Saved entries
--- --- ---
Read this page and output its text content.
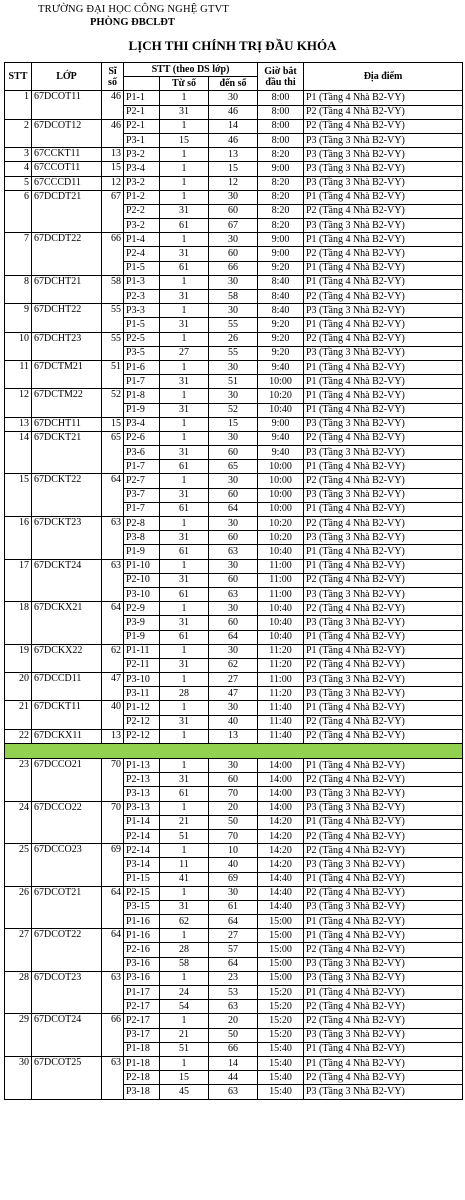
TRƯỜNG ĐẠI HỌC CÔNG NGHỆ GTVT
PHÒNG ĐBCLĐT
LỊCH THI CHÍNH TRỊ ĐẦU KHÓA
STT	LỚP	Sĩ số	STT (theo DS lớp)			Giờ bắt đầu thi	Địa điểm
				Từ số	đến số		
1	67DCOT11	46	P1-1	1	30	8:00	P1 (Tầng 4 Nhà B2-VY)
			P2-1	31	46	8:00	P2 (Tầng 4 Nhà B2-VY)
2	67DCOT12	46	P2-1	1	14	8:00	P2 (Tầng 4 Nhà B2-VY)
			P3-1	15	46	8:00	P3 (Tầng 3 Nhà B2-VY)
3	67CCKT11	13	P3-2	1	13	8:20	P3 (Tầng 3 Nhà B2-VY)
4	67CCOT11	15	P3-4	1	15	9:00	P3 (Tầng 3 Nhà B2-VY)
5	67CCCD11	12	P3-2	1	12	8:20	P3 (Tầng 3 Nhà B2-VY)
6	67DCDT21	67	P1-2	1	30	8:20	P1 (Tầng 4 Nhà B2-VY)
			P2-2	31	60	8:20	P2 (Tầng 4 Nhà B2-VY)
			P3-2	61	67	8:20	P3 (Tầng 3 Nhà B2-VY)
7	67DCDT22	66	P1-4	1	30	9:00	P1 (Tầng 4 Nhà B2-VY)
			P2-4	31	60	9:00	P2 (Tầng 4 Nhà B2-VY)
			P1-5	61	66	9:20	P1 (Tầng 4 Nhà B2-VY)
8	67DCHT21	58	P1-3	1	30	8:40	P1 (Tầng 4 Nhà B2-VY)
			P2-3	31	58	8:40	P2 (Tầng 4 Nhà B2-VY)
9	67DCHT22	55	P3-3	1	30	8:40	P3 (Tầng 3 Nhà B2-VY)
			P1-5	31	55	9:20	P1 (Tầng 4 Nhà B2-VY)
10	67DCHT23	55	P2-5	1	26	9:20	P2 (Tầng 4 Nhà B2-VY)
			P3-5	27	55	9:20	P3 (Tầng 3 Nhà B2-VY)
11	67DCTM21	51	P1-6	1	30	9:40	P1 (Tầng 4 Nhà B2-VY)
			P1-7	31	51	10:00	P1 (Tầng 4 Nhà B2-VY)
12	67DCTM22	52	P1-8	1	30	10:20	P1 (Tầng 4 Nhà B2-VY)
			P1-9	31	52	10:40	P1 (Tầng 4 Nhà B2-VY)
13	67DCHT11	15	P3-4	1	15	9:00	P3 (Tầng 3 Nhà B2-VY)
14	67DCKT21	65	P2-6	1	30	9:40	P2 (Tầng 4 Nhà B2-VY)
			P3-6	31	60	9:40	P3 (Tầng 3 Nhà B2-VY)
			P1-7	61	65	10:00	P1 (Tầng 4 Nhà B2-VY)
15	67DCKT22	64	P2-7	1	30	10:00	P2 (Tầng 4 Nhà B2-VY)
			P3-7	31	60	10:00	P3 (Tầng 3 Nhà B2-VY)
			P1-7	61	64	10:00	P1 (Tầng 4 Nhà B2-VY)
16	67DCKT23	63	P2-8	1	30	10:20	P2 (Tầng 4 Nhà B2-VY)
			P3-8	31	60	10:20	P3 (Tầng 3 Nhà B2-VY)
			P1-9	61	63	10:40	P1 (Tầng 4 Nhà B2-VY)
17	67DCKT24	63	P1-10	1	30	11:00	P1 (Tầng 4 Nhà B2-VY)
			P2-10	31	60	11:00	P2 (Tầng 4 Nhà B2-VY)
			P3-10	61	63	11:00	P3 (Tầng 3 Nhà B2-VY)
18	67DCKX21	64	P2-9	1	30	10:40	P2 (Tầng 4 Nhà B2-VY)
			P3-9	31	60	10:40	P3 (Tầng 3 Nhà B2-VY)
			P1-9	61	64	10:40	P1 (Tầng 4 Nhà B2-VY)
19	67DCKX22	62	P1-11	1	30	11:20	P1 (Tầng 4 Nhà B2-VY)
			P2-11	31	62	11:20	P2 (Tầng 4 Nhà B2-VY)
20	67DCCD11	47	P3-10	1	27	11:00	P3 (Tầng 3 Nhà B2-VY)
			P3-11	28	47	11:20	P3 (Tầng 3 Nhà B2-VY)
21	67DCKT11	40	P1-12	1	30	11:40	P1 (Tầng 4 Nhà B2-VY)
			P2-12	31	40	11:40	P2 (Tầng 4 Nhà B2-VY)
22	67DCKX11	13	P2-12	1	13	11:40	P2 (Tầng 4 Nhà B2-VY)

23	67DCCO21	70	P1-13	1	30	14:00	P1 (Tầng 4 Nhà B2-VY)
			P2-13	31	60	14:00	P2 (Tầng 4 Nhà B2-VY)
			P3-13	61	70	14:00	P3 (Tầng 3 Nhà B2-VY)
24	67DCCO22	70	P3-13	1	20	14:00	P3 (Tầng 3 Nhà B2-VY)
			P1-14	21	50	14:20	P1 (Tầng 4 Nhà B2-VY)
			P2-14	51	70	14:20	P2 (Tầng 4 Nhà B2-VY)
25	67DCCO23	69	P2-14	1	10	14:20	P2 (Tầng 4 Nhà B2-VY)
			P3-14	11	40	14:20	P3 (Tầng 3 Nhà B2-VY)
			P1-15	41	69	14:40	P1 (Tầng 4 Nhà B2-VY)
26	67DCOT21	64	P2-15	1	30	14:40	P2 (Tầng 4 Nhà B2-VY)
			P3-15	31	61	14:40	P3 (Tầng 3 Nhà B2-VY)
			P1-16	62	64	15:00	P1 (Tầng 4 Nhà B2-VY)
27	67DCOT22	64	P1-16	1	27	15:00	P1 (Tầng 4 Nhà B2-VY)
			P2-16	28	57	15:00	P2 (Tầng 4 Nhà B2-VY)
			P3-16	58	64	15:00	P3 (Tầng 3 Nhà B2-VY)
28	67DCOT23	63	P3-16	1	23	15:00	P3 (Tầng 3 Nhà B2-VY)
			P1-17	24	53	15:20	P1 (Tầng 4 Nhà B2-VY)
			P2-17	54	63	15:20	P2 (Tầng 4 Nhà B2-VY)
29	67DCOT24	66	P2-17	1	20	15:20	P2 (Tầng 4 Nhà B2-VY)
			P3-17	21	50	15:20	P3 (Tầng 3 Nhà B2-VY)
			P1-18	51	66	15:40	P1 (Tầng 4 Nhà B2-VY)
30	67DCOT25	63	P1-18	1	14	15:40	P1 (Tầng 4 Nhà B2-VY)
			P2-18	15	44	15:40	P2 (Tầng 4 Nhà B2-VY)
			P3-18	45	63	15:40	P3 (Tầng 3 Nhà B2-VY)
--- --- ---
### EXERCISE REQUIREMENTS
Leaving the pictures aside, transcribe the entire listing exactly.

### SOLUTION FOR THIS TASK
Read this page and output its text content.
TRƯỜNG ĐẠI HỌC CÔNG NGHỆ GTVT
PHÒNG ĐBCLĐT
LỊCH THI CHÍNH TRỊ ĐẦU KHÓA
STT	LỚP	Sĩ số	STT (theo DS lớp)			Giờ bắt đầu thi	Địa điểm
				Từ số	đến số		
1	67DCOT11	46	P1-1	1	30	8:00	P1 (Tầng 4 Nhà B2-VY)
			P2-1	31	46	8:00	P2 (Tầng 4 Nhà B2-VY)
2	67DCOT12	46	P2-1	1	14	8:00	P2 (Tầng 4 Nhà B2-VY)
			P3-1	15	46	8:00	P3 (Tầng 3 Nhà B2-VY)
3	67CCKT11	13	P3-2	1	13	8:20	P3 (Tầng 3 Nhà B2-VY)
4	67CCOT11	15	P3-4	1	15	9:00	P3 (Tầng 3 Nhà B2-VY)
5	67CCCD11	12	P3-2	1	12	8:20	P3 (Tầng 3 Nhà B2-VY)
6	67DCDT21	67	P1-2	1	30	8:20	P1 (Tầng 4 Nhà B2-VY)
			P2-2	31	60	8:20	P2 (Tầng 4 Nhà B2-VY)
			P3-2	61	67	8:20	P3 (Tầng 3 Nhà B2-VY)
7	67DCDT22	66	P1-4	1	30	9:00	P1 (Tầng 4 Nhà B2-VY)
			P2-4	31	60	9:00	P2 (Tầng 4 Nhà B2-VY)
			P1-5	61	66	9:20	P1 (Tầng 4 Nhà B2-VY)
8	67DCHT21	58	P1-3	1	30	8:40	P1 (Tầng 4 Nhà B2-VY)
			P2-3	31	58	8:40	P2 (Tầng 4 Nhà B2-VY)
9	67DCHT22	55	P3-3	1	30	8:40	P3 (Tầng 3 Nhà B2-VY)
			P1-5	31	55	9:20	P1 (Tầng 4 Nhà B2-VY)
10	67DCHT23	55	P2-5	1	26	9:20	P2 (Tầng 4 Nhà B2-VY)
			P3-5	27	55	9:20	P3 (Tầng 3 Nhà B2-VY)
11	67DCTM21	51	P1-6	1	30	9:40	P1 (Tầng 4 Nhà B2-VY)
			P1-7	31	51	10:00	P1 (Tầng 4 Nhà B2-VY)
12	67DCTM22	52	P1-8	1	30	10:20	P1 (Tầng 4 Nhà B2-VY)
			P1-9	31	52	10:40	P1 (Tầng 4 Nhà B2-VY)
13	67DCHT11	15	P3-4	1	15	9:00	P3 (Tầng 3 Nhà B2-VY)
14	67DCKT21	65	P2-6	1	30	9:40	P2 (Tầng 4 Nhà B2-VY)
			P3-6	31	60	9:40	P3 (Tầng 3 Nhà B2-VY)
			P1-7	61	65	10:00	P1 (Tầng 4 Nhà B2-VY)
15	67DCKT22	64	P2-7	1	30	10:00	P2 (Tầng 4 Nhà B2-VY)
			P3-7	31	60	10:00	P3 (Tầng 3 Nhà B2-VY)
			P1-7	61	64	10:00	P1 (Tầng 4 Nhà B2-VY)
16	67DCKT23	63	P2-8	1	30	10:20	P2 (Tầng 4 Nhà B2-VY)
			P3-8	31	60	10:20	P3 (Tầng 3 Nhà B2-VY)
			P1-9	61	63	10:40	P1 (Tầng 4 Nhà B2-VY)
17	67DCKT24	63	P1-10	1	30	11:00	P1 (Tầng 4 Nhà B2-VY)
			P2-10	31	60	11:00	P2 (Tầng 4 Nhà B2-VY)
			P3-10	61	63	11:00	P3 (Tầng 3 Nhà B2-VY)
18	67DCKX21	64	P2-9	1	30	10:40	P2 (Tầng 4 Nhà B2-VY)
			P3-9	31	60	10:40	P3 (Tầng 3 Nhà B2-VY)
			P1-9	61	64	10:40	P1 (Tầng 4 Nhà B2-VY)
19	67DCKX22	62	P1-11	1	30	11:20	P1 (Tầng 4 Nhà B2-VY)
			P2-11	31	62	11:20	P2 (Tầng 4 Nhà B2-VY)
20	67DCCD11	47	P3-10	1	27	11:00	P3 (Tầng 3 Nhà B2-VY)
			P3-11	28	47	11:20	P3 (Tầng 3 Nhà B2-VY)
21	67DCKT11	40	P1-12	1	30	11:40	P1 (Tầng 4 Nhà B2-VY)
			P2-12	31	40	11:40	P2 (Tầng 4 Nhà B2-VY)
22	67DCKX11	13	P2-12	1	13	11:40	P2 (Tầng 4 Nhà B2-VY)

23	67DCCO21	70	P1-13	1	30	14:00	P1 (Tầng 4 Nhà B2-VY)
			P2-13	31	60	14:00	P2 (Tầng 4 Nhà B2-VY)
			P3-13	61	70	14:00	P3 (Tầng 3 Nhà B2-VY)
24	67DCCO22	70	P3-13	1	20	14:00	P3 (Tầng 3 Nhà B2-VY)
			P1-14	21	50	14:20	P1 (Tầng 4 Nhà B2-VY)
			P2-14	51	70	14:20	P2 (Tầng 4 Nhà B2-VY)
25	67DCCO23	69	P2-14	1	10	14:20	P2 (Tầng 4 Nhà B2-VY)
			P3-14	11	40	14:20	P3 (Tầng 3 Nhà B2-VY)
			P1-15	41	69	14:40	P1 (Tầng 4 Nhà B2-VY)
26	67DCOT21	64	P2-15	1	30	14:40	P2 (Tầng 4 Nhà B2-VY)
			P3-15	31	61	14:40	P3 (Tầng 3 Nhà B2-VY)
			P1-16	62	64	15:00	P1 (Tầng 4 Nhà B2-VY)
27	67DCOT22	64	P1-16	1	27	15:00	P1 (Tầng 4 Nhà B2-VY)
			P2-16	28	57	15:00	P2 (Tầng 4 Nhà B2-VY)
			P3-16	58	64	15:00	P3 (Tầng 3 Nhà B2-VY)
28	67DCOT23	63	P3-16	1	23	15:00	P3 (Tầng 3 Nhà B2-VY)
			P1-17	24	53	15:20	P1 (Tầng 4 Nhà B2-VY)
			P2-17	54	63	15:20	P2 (Tầng 4 Nhà B2-VY)
29	67DCOT24	66	P2-17	1	20	15:20	P2 (Tầng 4 Nhà B2-VY)
			P3-17	21	50	15:20	P3 (Tầng 3 Nhà B2-VY)
			P1-18	51	66	15:40	P1 (Tầng 4 Nhà B2-VY)
30	67DCOT25	63	P1-18	1	14	15:40	P1 (Tầng 4 Nhà B2-VY)
			P2-18	15	44	15:40	P2 (Tầng 4 Nhà B2-VY)
			P3-18	45	63	15:40	P3 (Tầng 3 Nhà B2-VY)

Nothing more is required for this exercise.